▶ Exercise task
Copy out all of the material exactly.

▶ Data for this task
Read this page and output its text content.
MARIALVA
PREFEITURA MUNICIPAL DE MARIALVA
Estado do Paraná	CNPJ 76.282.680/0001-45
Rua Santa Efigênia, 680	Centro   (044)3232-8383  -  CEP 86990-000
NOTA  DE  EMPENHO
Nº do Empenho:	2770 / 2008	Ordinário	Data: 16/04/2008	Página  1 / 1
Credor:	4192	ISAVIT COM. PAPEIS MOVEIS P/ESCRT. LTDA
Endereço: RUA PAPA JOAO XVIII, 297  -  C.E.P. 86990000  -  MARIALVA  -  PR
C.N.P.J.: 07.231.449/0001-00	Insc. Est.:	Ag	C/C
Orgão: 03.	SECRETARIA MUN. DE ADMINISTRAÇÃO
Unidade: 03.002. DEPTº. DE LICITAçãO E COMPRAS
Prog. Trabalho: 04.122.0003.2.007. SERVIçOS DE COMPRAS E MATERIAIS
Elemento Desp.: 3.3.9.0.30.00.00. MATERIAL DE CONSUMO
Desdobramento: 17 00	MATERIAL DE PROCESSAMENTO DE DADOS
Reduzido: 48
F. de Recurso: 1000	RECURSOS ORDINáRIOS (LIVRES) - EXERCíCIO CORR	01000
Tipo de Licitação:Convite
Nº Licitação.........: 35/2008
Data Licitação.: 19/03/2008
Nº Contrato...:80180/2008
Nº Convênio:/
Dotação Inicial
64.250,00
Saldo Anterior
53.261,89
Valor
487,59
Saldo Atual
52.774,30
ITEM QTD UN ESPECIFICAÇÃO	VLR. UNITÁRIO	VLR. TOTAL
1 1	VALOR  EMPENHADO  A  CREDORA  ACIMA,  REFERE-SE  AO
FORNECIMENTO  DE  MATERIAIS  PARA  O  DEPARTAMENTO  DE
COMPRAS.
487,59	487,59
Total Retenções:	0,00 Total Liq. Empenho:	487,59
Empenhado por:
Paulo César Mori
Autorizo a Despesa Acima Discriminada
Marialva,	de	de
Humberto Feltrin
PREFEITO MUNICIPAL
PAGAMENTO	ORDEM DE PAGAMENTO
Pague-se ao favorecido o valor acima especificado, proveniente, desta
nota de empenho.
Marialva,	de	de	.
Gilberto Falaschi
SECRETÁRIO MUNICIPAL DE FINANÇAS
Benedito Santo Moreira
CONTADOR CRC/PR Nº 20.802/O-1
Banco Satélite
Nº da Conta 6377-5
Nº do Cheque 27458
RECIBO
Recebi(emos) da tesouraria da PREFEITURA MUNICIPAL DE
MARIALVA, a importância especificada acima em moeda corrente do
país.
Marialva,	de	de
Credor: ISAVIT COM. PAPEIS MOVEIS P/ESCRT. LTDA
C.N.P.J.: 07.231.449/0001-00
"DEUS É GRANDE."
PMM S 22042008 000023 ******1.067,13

▶ Output of the task
Read this page and output its text content.
MARIALVA
PREFEITURA MUNICIPAL DE MARIALVA
Estado do Paraná	CNPJ 76.282.680/0001-45
Rua Santa Efigênia, 680	Centro   (044)3232-8383  -  CEP 86990-000
NOTA  DE  EMPENHO
Nº do Empenho:	2770 / 2008	Ordinário	Data: 16/04/2008	Página  1 / 1
Credor:	4192	ISAVIT COM. PAPEIS MOVEIS P/ESCRT. LTDA
Endereço: RUA PAPA JOAO XVIII, 297  -  C.E.P. 86990000  -  MARIALVA  -  PR
C.N.P.J.: 07.231.449/0001-00	Insc. Est.:	Ag	C/C
Orgão: 03.	SECRETARIA MUN. DE ADMINISTRAÇÃO
Unidade: 03.002. DEPTº. DE LICITAçãO E COMPRAS
Prog. Trabalho: 04.122.0003.2.007. SERVIçOS DE COMPRAS E MATERIAIS
Elemento Desp.: 3.3.9.0.30.00.00. MATERIAL DE CONSUMO
Desdobramento: 17 00	MATERIAL DE PROCESSAMENTO DE DADOS
Reduzido: 48
F. de Recurso: 1000	RECURSOS ORDINáRIOS (LIVRES) - EXERCíCIO CORR	01000
Tipo de Licitação:Convite
Nº Licitação.........: 35/2008
Data Licitação.: 19/03/2008
Nº Contrato...:80180/2008
Nº Convênio:/
Dotação Inicial
64.250,00
Saldo Anterior
53.261,89
Valor
487,59
Saldo Atual
52.774,30
ITEM QTD UN ESPECIFICAÇÃO	VLR. UNITÁRIO	VLR. TOTAL
1 1	VALOR  EMPENHADO  A  CREDORA  ACIMA,  REFERE-SE  AO
FORNECIMENTO  DE  MATERIAIS  PARA  O  DEPARTAMENTO  DE
COMPRAS.
487,59	487,59
Total Retenções:	0,00 Total Liq. Empenho:	487,59
Empenhado por:
Paulo César Mori
Autorizo a Despesa Acima Discriminada
Marialva,	de	de
Humberto Feltrin
PREFEITO MUNICIPAL
PAGAMENTO	ORDEM DE PAGAMENTO
Pague-se ao favorecido o valor acima especificado, proveniente, desta
nota de empenho.
Marialva,	de	de	.
Gilberto Falaschi
SECRETÁRIO MUNICIPAL DE FINANÇAS
Benedito Santo Moreira
CONTADOR CRC/PR Nº 20.802/O-1
Banco Satélite
Nº da Conta 6377-5
Nº do Cheque 27458
RECIBO
Recebi(emos) da tesouraria da PREFEITURA MUNICIPAL DE
MARIALVA, a importância especificada acima em moeda corrente do
país.
Marialva,	de	de
Credor: ISAVIT COM. PAPEIS MOVEIS P/ESCRT. LTDA
C.N.P.J.: 07.231.449/0001-00
"DEUS É GRANDE."
PMM S 22042008 000023 ******1.067,13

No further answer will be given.